──────── The data
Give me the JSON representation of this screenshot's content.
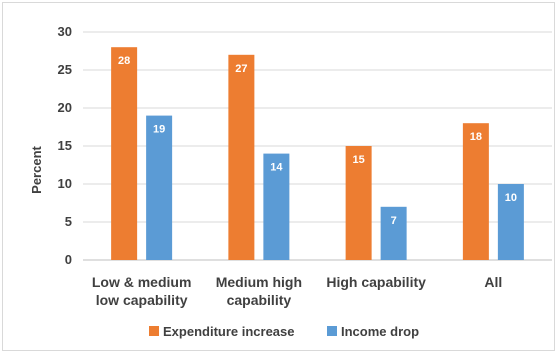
{
  "chart_data": {
    "type": "bar",
    "title": "",
    "xlabel": "",
    "ylabel": "Percent",
    "ylim": [
      0,
      30
    ],
    "yticks": [
      0,
      5,
      10,
      15,
      20,
      25,
      30
    ],
    "grid": true,
    "legend_position": "bottom",
    "categories": [
      [
        "Low & medium",
        "low capability"
      ],
      [
        "Medium high",
        "capability"
      ],
      [
        "High capability"
      ],
      [
        "All"
      ]
    ],
    "series": [
      {
        "name": "Expenditure increase",
        "color": "#ED7D31",
        "values": [
          28,
          27,
          15,
          18
        ]
      },
      {
        "name": "Income drop",
        "color": "#5B9BD5",
        "values": [
          19,
          14,
          7,
          10
        ]
      }
    ]
  }
}
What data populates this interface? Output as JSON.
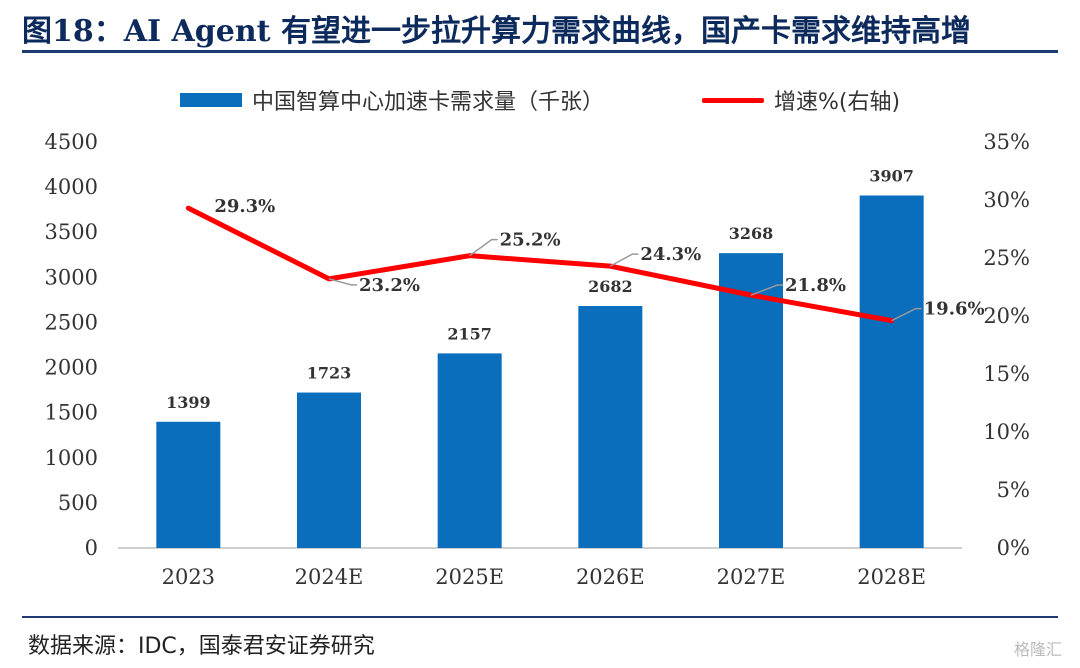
{
  "header": {
    "title": "图18：AI Agent 有望进一步拉升算力需求曲线，国产卡需求维持高增"
  },
  "footer": {
    "source": "数据来源：IDC，国泰君安证券研究",
    "watermark": "格隆汇"
  },
  "colors": {
    "bar": "#0a6ebd",
    "line": "#ff0000",
    "connector": "#9a9a9a",
    "axis_text": "#333333"
  },
  "chart_data": {
    "type": "bar",
    "categories": [
      "2023",
      "2024E",
      "2025E",
      "2026E",
      "2027E",
      "2028E"
    ],
    "series": [
      {
        "name": "中国智算中心加速卡需求量（千张）",
        "type": "bar",
        "axis": "left",
        "values": [
          1399,
          1723,
          2157,
          2682,
          3268,
          3907
        ],
        "labels": [
          "1399",
          "1723",
          "2157",
          "2682",
          "3268",
          "3907"
        ]
      },
      {
        "name": "增速%(右轴)",
        "type": "line",
        "axis": "right",
        "values": [
          29.3,
          23.2,
          25.2,
          24.3,
          21.8,
          19.6
        ],
        "labels": [
          "29.3%",
          "23.2%",
          "25.2%",
          "24.3%",
          "21.8%",
          "19.6%"
        ]
      }
    ],
    "y_left": {
      "range": [
        0,
        4500
      ],
      "ticks": [
        0,
        500,
        1000,
        1500,
        2000,
        2500,
        3000,
        3500,
        4000,
        4500
      ],
      "tick_labels": [
        "0",
        "500",
        "1000",
        "1500",
        "2000",
        "2500",
        "3000",
        "3500",
        "4000",
        "4500"
      ]
    },
    "y_right": {
      "range": [
        0,
        35
      ],
      "ticks": [
        0,
        5,
        10,
        15,
        20,
        25,
        30,
        35
      ],
      "tick_labels": [
        "0%",
        "5%",
        "10%",
        "15%",
        "20%",
        "25%",
        "30%",
        "35%"
      ]
    },
    "grid": false,
    "legend_position": "top"
  }
}
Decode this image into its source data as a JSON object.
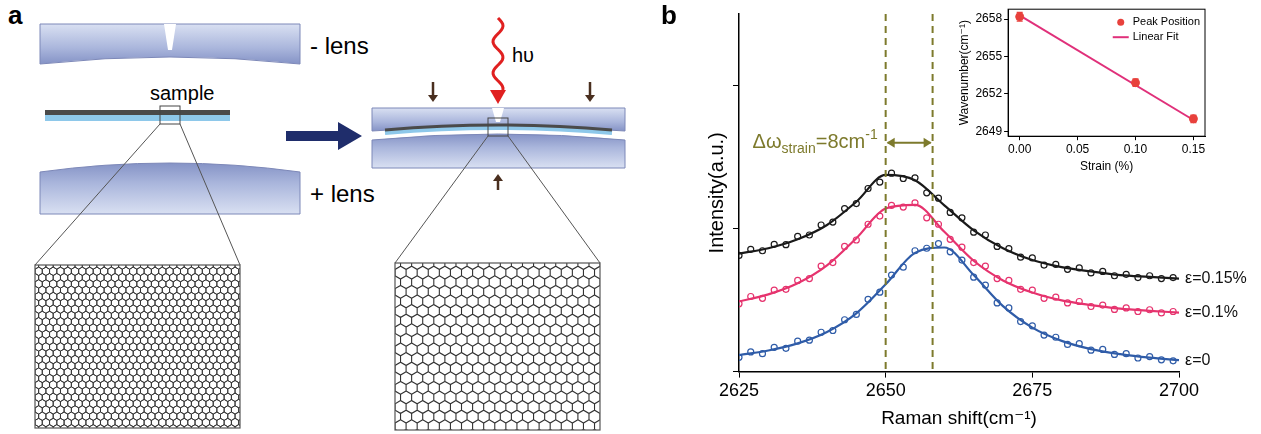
{
  "diagram": {
    "panel_label": "a",
    "top_lens": "- lens",
    "sample": "sample",
    "bottom_lens": "+ lens",
    "light": "hυ"
  },
  "chart_data": [
    {
      "type": "scatter",
      "panel_label": "b",
      "x_label": "Raman shift(cm⁻¹)",
      "y_label": "Intensity(a.u.)",
      "xlim": [
        2625,
        2700
      ],
      "xticks": [
        2625,
        2650,
        2675,
        2700
      ],
      "ylim": [
        0,
        10
      ],
      "yticks": [
        0,
        4,
        8
      ],
      "tick_labels": "x",
      "grid": false,
      "annotation": {
        "parts": [
          {
            "text": "Δω"
          },
          {
            "text": "strain",
            "sub": true
          },
          {
            "text": "=8cm"
          },
          {
            "text": "-1",
            "sup": true
          }
        ],
        "x": [
          2650,
          2658
        ]
      },
      "x": [
        2625,
        2627,
        2629,
        2631,
        2633,
        2635,
        2637,
        2639,
        2641,
        2643,
        2645,
        2647,
        2649,
        2651,
        2653,
        2655,
        2657,
        2659,
        2661,
        2663,
        2665,
        2667,
        2669,
        2671,
        2673,
        2675,
        2677,
        2679,
        2681,
        2683,
        2685,
        2687,
        2689,
        2691,
        2693,
        2695,
        2697,
        2699
      ],
      "fit_x": [
        2625,
        2630,
        2635,
        2640,
        2645,
        2650,
        2655,
        2660,
        2665,
        2670,
        2675,
        2680,
        2685,
        2690,
        2695,
        2700
      ],
      "series": [
        {
          "name": "ε=0.15%",
          "color": "#1a1a1a",
          "marker": "open_circle",
          "values": [
            3.25,
            3.42,
            3.38,
            3.56,
            3.55,
            3.78,
            3.82,
            4.1,
            4.18,
            4.56,
            4.7,
            5.12,
            5.3,
            5.55,
            5.4,
            5.42,
            5.0,
            4.85,
            4.45,
            4.3,
            3.9,
            3.82,
            3.5,
            3.44,
            3.2,
            3.18,
            2.98,
            3.0,
            2.86,
            2.9,
            2.76,
            2.8,
            2.68,
            2.72,
            2.63,
            2.68,
            2.6,
            2.63
          ],
          "fit_values": [
            3.3,
            3.45,
            3.7,
            4.1,
            4.75,
            5.5,
            5.35,
            4.65,
            3.95,
            3.45,
            3.12,
            2.92,
            2.8,
            2.7,
            2.65,
            2.6
          ]
        },
        {
          "name": "ε=0.1%",
          "color": "#e6336e",
          "marker": "open_circle",
          "values": [
            1.9,
            2.1,
            2.05,
            2.28,
            2.3,
            2.55,
            2.6,
            2.95,
            3.05,
            3.5,
            3.68,
            4.12,
            4.35,
            4.65,
            4.6,
            4.72,
            4.3,
            4.12,
            3.7,
            3.48,
            3.05,
            2.95,
            2.6,
            2.55,
            2.3,
            2.28,
            2.05,
            2.08,
            1.92,
            1.96,
            1.82,
            1.86,
            1.74,
            1.78,
            1.68,
            1.73,
            1.64,
            1.68
          ],
          "fit_values": [
            1.96,
            2.16,
            2.47,
            2.97,
            3.73,
            4.56,
            4.66,
            3.91,
            3.1,
            2.55,
            2.21,
            1.99,
            1.86,
            1.76,
            1.7,
            1.65
          ]
        },
        {
          "name": "ε=0",
          "color": "#2f5ca8",
          "marker": "open_circle",
          "values": [
            0.4,
            0.55,
            0.5,
            0.68,
            0.65,
            0.85,
            0.88,
            1.1,
            1.15,
            1.45,
            1.6,
            2.02,
            2.22,
            2.7,
            2.92,
            3.38,
            3.45,
            3.58,
            3.35,
            3.12,
            2.64,
            2.42,
            1.92,
            1.78,
            1.4,
            1.28,
            1.02,
            0.96,
            0.76,
            0.78,
            0.6,
            0.62,
            0.48,
            0.5,
            0.38,
            0.42,
            0.33,
            0.3
          ],
          "fit_values": [
            0.46,
            0.59,
            0.79,
            1.11,
            1.63,
            2.44,
            3.32,
            3.47,
            2.7,
            1.83,
            1.23,
            0.86,
            0.63,
            0.49,
            0.39,
            0.32
          ]
        }
      ]
    },
    {
      "type": "scatter",
      "x_label": "Strain (%)",
      "y_label": "Wavenumber(cm⁻¹)",
      "xlim": [
        -0.01,
        0.16
      ],
      "xticks": [
        {
          "value": 0,
          "label": "0.00"
        },
        0.05,
        {
          "value": 0.1,
          "label": "0.10"
        },
        0.15
      ],
      "ylim": [
        2648.6,
        2658.8
      ],
      "yticks": [
        2649,
        2652,
        2655,
        2658
      ],
      "grid": false,
      "legend": "top-right",
      "series": [
        {
          "name": "Peak Position",
          "color": "#e8413c",
          "marker": "circle",
          "x": [
            0,
            0.1,
            0.15
          ],
          "values": [
            2658.2,
            2652.9,
            2650.0
          ],
          "errors": [
            0.35,
            0.3,
            0.3
          ]
        },
        {
          "name": "Linear Fit",
          "color": "#e0307a",
          "type": "line",
          "line_style": "solid",
          "x": [
            0,
            0.15
          ],
          "values": [
            2658.3,
            2649.9
          ]
        }
      ]
    }
  ]
}
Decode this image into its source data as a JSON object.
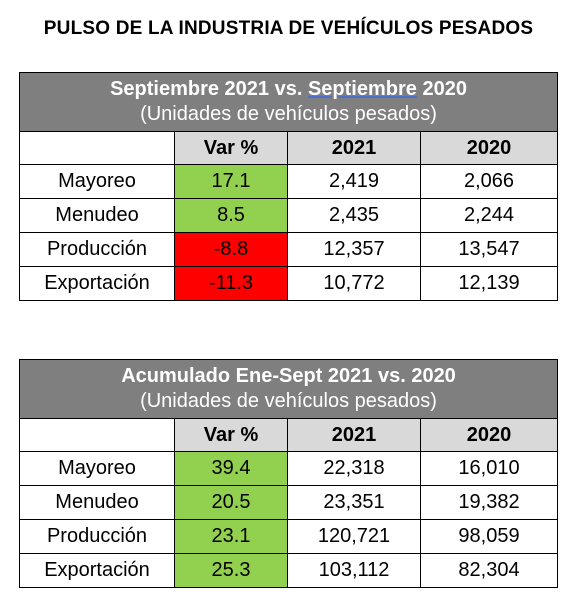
────────────────
=== Exercise details ===
Gather up every line from the listing above in which the word "name" occurs.

=== Written answer ===
        "name": "Expenditure increase",
        "name": "Income drop",
        "name": "中国智算中心加速卡需求量（千张）",
        "name": "增速%(右轴)",
          "name": "ε=0.15%",
          "name": "ε=0.1%",
          "name": "ε=0",
          "name": "Peak Position",
          "name": "Linear Fit",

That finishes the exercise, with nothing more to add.